## Listed records
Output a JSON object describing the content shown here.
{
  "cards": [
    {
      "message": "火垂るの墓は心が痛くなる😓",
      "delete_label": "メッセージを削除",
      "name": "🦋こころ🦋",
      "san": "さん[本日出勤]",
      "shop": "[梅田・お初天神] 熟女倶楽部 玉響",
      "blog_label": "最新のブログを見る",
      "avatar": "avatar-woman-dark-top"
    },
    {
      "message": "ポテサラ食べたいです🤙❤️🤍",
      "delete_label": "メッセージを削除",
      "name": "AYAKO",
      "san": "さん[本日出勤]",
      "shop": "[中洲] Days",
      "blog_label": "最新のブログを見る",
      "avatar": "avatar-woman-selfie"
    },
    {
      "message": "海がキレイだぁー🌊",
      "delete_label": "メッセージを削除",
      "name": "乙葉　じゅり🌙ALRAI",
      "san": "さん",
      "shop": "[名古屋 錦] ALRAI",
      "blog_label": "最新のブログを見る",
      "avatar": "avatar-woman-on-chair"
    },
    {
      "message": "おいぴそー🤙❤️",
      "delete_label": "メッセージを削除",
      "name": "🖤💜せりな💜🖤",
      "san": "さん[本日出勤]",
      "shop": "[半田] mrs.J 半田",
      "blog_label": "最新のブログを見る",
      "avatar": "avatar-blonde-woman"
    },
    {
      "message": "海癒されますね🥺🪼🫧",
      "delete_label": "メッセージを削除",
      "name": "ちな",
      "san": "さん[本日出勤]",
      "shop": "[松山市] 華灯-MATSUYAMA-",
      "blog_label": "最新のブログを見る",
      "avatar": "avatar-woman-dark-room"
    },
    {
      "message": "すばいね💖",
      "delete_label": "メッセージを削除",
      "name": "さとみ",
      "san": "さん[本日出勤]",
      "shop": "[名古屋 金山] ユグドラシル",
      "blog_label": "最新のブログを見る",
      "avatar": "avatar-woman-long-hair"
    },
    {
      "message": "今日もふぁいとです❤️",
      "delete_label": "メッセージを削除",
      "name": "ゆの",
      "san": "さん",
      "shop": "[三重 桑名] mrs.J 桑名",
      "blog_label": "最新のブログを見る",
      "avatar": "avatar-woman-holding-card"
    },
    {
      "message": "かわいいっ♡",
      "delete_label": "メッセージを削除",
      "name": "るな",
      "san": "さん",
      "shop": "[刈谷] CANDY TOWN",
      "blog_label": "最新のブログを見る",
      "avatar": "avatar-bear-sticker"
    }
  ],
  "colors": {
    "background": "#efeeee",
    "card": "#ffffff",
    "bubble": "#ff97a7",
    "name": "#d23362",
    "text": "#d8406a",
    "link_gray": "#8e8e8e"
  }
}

...

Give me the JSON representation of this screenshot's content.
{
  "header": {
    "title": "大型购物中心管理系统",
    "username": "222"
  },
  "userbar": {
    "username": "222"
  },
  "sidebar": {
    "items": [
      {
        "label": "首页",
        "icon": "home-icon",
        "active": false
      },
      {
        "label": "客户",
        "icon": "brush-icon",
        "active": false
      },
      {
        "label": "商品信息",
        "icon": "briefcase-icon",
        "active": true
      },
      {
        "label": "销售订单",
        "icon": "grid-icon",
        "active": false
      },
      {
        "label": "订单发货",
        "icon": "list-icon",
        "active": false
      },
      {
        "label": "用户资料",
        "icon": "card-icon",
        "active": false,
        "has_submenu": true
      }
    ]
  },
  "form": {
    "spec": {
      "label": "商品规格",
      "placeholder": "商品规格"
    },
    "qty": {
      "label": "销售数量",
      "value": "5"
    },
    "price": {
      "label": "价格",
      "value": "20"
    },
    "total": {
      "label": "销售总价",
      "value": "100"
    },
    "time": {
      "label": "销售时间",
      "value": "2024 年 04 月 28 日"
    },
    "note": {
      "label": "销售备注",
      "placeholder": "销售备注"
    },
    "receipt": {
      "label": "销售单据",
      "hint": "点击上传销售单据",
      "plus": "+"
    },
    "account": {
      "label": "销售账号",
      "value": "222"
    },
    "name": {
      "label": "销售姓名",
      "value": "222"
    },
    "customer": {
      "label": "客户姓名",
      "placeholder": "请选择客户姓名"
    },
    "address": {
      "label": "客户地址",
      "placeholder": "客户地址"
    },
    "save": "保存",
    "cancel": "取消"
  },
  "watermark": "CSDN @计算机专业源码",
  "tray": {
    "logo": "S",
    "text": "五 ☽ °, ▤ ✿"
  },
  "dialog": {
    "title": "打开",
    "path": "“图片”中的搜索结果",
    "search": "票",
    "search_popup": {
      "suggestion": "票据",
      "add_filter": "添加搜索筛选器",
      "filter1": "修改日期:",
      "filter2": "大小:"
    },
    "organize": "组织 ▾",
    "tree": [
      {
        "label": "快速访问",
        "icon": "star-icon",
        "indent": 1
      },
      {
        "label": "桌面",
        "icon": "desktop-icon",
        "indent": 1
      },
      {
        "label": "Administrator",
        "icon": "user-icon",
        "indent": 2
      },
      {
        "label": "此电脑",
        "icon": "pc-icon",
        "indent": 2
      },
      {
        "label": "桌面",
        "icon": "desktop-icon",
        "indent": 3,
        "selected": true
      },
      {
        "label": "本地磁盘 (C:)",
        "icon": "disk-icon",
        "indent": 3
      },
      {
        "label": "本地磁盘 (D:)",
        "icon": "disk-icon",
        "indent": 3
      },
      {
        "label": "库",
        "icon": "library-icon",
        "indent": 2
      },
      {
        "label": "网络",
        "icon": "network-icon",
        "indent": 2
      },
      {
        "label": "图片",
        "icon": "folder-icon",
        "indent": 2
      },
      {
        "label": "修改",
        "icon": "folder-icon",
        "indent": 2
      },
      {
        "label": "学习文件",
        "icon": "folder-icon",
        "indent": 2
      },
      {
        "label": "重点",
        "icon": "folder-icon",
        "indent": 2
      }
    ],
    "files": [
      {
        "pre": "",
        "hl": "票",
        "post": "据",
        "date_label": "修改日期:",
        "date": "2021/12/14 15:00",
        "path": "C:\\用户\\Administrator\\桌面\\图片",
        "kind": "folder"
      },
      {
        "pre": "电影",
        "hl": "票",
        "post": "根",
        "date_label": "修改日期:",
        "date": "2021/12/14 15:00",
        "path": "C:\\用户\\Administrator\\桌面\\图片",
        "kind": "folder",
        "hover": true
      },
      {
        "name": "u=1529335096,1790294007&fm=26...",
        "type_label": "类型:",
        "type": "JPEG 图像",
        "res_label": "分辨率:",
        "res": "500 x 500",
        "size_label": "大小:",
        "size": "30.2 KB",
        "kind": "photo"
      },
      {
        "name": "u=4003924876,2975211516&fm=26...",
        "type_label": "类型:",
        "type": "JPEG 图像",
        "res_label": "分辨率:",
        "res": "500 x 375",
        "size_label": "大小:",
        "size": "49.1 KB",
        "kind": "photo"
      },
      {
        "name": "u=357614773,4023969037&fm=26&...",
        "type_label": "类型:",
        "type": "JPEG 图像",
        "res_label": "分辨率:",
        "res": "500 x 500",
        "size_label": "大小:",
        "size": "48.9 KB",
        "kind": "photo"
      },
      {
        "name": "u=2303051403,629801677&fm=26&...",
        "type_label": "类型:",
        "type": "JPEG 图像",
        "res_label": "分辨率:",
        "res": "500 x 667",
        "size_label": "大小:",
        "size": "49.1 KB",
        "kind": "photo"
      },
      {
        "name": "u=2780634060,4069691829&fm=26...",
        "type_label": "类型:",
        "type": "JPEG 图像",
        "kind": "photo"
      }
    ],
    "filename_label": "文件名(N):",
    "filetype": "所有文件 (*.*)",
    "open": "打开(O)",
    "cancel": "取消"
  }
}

==

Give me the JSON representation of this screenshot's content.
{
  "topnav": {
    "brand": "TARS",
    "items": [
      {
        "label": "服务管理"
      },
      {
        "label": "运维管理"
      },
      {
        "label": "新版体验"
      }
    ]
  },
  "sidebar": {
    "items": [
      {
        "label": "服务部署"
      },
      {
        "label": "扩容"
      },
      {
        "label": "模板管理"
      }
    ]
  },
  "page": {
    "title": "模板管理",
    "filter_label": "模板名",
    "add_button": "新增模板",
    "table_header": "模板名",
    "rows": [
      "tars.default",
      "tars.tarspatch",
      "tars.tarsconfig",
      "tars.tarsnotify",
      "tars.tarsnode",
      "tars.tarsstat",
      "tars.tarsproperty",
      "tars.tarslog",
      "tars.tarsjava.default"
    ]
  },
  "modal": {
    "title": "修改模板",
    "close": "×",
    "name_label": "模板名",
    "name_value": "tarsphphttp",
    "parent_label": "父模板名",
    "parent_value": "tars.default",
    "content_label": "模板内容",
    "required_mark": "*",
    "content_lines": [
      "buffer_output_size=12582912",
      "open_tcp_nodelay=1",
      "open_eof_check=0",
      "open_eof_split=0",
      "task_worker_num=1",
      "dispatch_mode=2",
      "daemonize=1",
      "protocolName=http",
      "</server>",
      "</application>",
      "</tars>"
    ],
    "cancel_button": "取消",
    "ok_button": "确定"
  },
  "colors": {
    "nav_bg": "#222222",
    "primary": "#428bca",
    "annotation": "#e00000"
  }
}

## Work required
Each line holding the word "title" counts once; report the total and nothing else.

## Output
4